-- Given information --
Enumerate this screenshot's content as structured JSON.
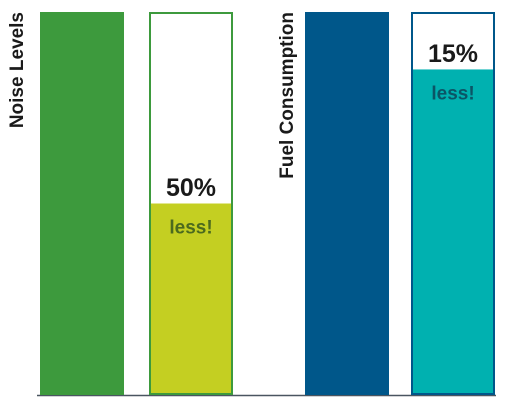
{
  "chart_data": [
    {
      "type": "bar",
      "y_label": "Noise Levels",
      "values": [
        100,
        50
      ],
      "colors": [
        "#3d9a3d",
        "#c4cf22"
      ],
      "frame_color": "#3d9a3d",
      "annotations": [
        "50%",
        "less!"
      ],
      "annotation_colors": [
        "#1a1a1a",
        "#4b6a1e"
      ],
      "ylim": [
        0,
        100
      ]
    },
    {
      "type": "bar",
      "y_label": "Fuel Consumption",
      "values": [
        100,
        85
      ],
      "colors": [
        "#00578a",
        "#00b1b0"
      ],
      "frame_color": "#00578a",
      "annotations": [
        "15%",
        "less!"
      ],
      "annotation_colors": [
        "#1a1a1a",
        "#0b5566"
      ],
      "ylim": [
        0,
        100
      ]
    }
  ]
}
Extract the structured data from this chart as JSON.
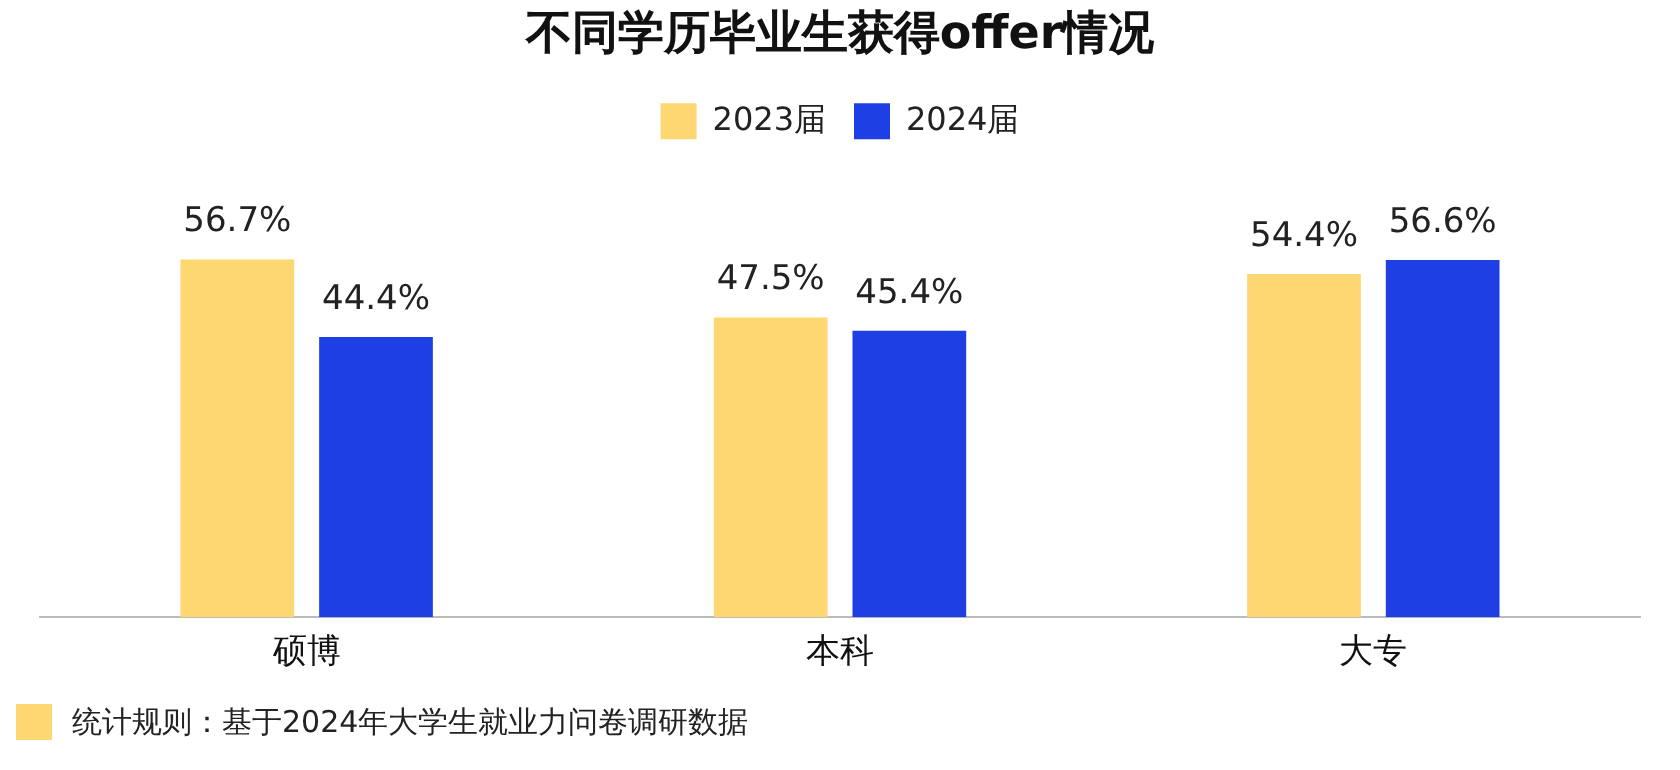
{
  "chart_data": {
    "type": "bar",
    "title": "不同学历毕业生获得offer情况",
    "categories": [
      "硕博",
      "本科",
      "大专"
    ],
    "series": [
      {
        "name": "2023届",
        "color": "#fdd771",
        "values": [
          56.7,
          47.5,
          54.4
        ],
        "value_labels": [
          "56.7%",
          "47.5%",
          "54.4%"
        ]
      },
      {
        "name": "2024届",
        "color": "#1e3fe3",
        "values": [
          44.4,
          45.4,
          56.6
        ],
        "value_labels": [
          "44.4%",
          "45.4%",
          "56.6%"
        ]
      }
    ],
    "legend": "top",
    "grid": false,
    "tick_labels": "x",
    "annotations": [
      "统计规则：基于2024年大学生就业力问卷调研数据"
    ]
  }
}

-- Exercise aim --
Starting with the line that holds "Extract the structured", retype each line through the last one in the listing above, exactly as written. Do not copy any pictures.

-- Exercise response --
Extract the structured data from this chart as JSON.
{
  "chart_data": {
    "type": "bar",
    "title": "不同学历毕业生获得offer情况",
    "categories": [
      "硕博",
      "本科",
      "大专"
    ],
    "series": [
      {
        "name": "2023届",
        "color": "#fdd771",
        "values": [
          56.7,
          47.5,
          54.4
        ],
        "value_labels": [
          "56.7%",
          "47.5%",
          "54.4%"
        ]
      },
      {
        "name": "2024届",
        "color": "#1e3fe3",
        "values": [
          44.4,
          45.4,
          56.6
        ],
        "value_labels": [
          "44.4%",
          "45.4%",
          "56.6%"
        ]
      }
    ],
    "legend": "top",
    "grid": false,
    "tick_labels": "x",
    "annotations": [
      "统计规则：基于2024年大学生就业力问卷调研数据"
    ]
  }
}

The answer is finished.